All of the material below is to be repeated exactly.

Available data:

-- BEGIN --

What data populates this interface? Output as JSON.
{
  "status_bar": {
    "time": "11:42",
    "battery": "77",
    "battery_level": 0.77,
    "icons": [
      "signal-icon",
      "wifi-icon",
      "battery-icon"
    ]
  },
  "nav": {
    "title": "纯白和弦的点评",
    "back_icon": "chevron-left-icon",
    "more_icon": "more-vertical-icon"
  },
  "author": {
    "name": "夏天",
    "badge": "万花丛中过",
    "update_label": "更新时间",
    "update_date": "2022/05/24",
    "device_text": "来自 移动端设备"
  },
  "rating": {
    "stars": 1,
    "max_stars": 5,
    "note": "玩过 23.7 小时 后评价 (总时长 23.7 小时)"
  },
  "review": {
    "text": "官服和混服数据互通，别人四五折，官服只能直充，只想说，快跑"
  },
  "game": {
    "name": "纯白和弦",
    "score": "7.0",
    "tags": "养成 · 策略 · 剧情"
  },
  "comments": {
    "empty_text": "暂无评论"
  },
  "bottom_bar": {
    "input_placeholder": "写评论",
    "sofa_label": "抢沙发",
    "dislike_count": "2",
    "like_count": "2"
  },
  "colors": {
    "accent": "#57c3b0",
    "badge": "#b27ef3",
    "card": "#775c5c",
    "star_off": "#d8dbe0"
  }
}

-- END --

Full output:
What data populates this interface? Output as JSON.
{
  "status_bar": {
    "time": "11:42",
    "battery": "77",
    "battery_level": 0.77,
    "icons": [
      "signal-icon",
      "wifi-icon",
      "battery-icon"
    ]
  },
  "nav": {
    "title": "纯白和弦的点评",
    "back_icon": "chevron-left-icon",
    "more_icon": "more-vertical-icon"
  },
  "author": {
    "name": "夏天",
    "badge": "万花丛中过",
    "update_label": "更新时间",
    "update_date": "2022/05/24",
    "device_text": "来自 移动端设备"
  },
  "rating": {
    "stars": 1,
    "max_stars": 5,
    "note": "玩过 23.7 小时 后评价 (总时长 23.7 小时)"
  },
  "review": {
    "text": "官服和混服数据互通，别人四五折，官服只能直充，只想说，快跑"
  },
  "game": {
    "name": "纯白和弦",
    "score": "7.0",
    "tags": "养成 · 策略 · 剧情"
  },
  "comments": {
    "empty_text": "暂无评论"
  },
  "bottom_bar": {
    "input_placeholder": "写评论",
    "sofa_label": "抢沙发",
    "dislike_count": "2",
    "like_count": "2"
  },
  "colors": {
    "accent": "#57c3b0",
    "badge": "#b27ef3",
    "card": "#775c5c",
    "star_off": "#d8dbe0"
  }
}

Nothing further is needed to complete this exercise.